:: What the exercise asks ::
Search the material below for the word "text" and copy every line in which it occurs.
========================================
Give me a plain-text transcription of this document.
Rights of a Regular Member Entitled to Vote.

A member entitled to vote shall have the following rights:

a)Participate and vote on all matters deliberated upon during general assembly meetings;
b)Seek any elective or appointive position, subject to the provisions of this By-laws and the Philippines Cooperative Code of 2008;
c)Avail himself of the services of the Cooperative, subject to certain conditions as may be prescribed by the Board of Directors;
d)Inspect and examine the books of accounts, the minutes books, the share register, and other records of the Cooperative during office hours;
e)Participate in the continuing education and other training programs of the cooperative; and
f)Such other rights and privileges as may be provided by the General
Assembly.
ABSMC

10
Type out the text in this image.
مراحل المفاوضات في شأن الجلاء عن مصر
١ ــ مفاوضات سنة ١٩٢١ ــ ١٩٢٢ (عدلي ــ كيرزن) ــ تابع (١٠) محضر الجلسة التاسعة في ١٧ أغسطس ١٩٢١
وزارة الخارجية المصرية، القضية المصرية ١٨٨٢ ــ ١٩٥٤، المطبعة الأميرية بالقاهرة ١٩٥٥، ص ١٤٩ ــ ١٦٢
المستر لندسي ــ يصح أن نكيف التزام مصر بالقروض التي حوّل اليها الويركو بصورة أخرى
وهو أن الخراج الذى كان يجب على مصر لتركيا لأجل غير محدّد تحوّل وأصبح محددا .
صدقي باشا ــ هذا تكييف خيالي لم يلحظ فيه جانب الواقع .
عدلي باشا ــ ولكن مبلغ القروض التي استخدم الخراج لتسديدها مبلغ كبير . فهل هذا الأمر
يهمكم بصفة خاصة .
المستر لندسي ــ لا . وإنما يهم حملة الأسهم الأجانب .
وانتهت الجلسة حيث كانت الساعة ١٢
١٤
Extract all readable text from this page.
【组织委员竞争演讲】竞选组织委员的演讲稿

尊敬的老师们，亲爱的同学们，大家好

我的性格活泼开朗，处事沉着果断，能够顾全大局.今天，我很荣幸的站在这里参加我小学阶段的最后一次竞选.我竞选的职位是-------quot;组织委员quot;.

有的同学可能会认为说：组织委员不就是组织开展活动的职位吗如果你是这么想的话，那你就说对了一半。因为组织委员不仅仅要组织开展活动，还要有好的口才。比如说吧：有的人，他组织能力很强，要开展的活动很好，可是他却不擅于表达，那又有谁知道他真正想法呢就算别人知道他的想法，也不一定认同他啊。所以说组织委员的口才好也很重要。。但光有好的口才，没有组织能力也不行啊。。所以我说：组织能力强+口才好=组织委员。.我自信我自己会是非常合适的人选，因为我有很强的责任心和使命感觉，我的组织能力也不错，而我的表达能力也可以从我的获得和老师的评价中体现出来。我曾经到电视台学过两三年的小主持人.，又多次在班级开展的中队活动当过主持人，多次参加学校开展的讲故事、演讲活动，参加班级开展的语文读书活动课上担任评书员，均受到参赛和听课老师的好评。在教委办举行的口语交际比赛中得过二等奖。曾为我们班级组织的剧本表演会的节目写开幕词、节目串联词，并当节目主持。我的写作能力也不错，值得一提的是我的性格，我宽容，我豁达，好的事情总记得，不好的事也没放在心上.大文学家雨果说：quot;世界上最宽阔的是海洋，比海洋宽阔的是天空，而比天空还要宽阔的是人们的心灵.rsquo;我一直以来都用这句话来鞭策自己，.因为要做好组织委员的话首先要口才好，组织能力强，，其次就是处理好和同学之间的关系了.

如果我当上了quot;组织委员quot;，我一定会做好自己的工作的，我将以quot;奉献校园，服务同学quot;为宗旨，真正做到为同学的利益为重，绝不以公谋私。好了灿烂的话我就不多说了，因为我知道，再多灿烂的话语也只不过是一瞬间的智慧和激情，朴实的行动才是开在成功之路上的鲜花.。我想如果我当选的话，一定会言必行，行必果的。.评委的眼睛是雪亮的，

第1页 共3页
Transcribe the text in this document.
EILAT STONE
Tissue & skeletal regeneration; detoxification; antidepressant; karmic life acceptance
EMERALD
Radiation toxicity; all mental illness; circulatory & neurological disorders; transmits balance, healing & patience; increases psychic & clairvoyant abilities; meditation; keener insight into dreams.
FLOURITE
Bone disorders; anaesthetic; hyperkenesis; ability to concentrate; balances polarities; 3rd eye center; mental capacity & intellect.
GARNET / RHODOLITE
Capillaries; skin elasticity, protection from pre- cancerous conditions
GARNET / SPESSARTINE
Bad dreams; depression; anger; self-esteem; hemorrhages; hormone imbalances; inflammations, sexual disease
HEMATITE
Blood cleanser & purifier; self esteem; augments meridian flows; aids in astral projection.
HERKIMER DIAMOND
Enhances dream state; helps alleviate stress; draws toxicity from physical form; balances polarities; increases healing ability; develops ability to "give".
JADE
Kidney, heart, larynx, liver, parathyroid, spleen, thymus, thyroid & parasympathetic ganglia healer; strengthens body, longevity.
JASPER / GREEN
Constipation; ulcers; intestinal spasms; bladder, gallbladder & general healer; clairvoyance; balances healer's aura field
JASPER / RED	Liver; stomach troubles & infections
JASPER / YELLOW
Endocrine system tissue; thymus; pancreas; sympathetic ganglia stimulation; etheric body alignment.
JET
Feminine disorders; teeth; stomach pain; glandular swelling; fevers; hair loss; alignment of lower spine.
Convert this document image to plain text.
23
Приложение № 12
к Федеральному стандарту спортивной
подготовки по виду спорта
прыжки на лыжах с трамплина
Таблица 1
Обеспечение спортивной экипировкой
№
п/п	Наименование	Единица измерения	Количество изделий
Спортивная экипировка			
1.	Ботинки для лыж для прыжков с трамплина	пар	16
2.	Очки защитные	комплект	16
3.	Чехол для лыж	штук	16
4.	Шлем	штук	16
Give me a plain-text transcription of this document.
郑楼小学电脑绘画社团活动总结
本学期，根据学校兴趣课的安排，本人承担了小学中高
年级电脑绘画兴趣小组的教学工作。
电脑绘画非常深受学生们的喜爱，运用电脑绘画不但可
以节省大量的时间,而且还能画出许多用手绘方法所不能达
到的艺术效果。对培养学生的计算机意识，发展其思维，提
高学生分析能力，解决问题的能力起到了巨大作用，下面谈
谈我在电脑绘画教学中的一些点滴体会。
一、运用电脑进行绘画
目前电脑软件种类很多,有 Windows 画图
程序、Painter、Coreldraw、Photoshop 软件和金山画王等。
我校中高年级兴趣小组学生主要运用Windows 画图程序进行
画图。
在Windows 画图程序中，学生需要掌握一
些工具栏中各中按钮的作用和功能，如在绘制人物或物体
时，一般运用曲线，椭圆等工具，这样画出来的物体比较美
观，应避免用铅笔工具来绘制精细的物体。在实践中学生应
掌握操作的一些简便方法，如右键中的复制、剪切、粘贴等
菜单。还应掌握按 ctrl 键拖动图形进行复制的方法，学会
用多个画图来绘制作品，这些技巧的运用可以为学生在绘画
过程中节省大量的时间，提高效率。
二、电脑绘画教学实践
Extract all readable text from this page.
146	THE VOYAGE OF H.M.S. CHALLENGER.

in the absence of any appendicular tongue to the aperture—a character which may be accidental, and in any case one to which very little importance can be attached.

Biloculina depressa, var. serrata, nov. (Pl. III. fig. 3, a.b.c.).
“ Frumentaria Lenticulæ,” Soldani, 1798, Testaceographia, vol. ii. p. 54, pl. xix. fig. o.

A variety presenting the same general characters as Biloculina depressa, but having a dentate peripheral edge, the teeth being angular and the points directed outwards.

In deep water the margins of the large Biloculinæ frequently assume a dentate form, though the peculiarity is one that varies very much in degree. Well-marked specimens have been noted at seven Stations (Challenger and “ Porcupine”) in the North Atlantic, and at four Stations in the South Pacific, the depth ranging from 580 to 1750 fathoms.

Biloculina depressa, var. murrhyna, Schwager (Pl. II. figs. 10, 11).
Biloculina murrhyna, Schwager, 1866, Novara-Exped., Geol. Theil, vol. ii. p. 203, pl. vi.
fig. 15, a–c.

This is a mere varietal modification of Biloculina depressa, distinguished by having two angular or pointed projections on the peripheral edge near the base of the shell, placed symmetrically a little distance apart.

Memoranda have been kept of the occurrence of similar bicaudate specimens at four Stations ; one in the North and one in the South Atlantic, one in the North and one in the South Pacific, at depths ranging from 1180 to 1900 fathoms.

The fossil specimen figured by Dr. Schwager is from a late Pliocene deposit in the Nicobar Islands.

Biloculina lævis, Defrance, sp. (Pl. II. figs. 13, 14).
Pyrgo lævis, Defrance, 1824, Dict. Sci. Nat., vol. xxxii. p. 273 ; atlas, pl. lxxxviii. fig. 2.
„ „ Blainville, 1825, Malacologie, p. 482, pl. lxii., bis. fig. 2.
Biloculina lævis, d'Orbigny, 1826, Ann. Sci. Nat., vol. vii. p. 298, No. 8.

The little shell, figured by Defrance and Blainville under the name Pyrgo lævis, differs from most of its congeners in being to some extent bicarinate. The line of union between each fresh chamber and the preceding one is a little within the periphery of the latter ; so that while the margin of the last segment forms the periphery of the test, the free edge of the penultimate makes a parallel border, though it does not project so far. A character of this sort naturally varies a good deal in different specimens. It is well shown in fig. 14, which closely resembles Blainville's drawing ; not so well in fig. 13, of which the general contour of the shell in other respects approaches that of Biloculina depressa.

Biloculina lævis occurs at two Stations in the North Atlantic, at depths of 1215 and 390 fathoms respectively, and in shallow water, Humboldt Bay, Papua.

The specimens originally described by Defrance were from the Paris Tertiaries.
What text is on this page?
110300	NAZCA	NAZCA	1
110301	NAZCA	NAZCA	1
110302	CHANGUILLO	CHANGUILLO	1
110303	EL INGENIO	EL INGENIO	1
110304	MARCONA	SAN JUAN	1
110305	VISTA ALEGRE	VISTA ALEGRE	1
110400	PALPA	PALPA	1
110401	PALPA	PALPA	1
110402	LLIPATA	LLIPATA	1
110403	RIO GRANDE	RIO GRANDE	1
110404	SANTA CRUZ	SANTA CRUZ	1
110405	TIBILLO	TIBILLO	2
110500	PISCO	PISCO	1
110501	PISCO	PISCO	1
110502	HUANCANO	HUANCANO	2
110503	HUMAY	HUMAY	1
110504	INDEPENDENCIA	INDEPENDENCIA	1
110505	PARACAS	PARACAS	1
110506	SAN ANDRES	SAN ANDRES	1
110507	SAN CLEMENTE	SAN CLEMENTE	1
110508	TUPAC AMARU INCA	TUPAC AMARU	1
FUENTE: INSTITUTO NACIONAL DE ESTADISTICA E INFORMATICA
========================================
:: Problem solution ::
Give me a plain-text transcription of this document.
Type out the text in this image.
Extract all readable text from this page.
Transcribe the text in this document.
Convert this document image to plain text.
Give me a plain-text transcription of this document.
Extract all readable text from this page.
What text is on this page?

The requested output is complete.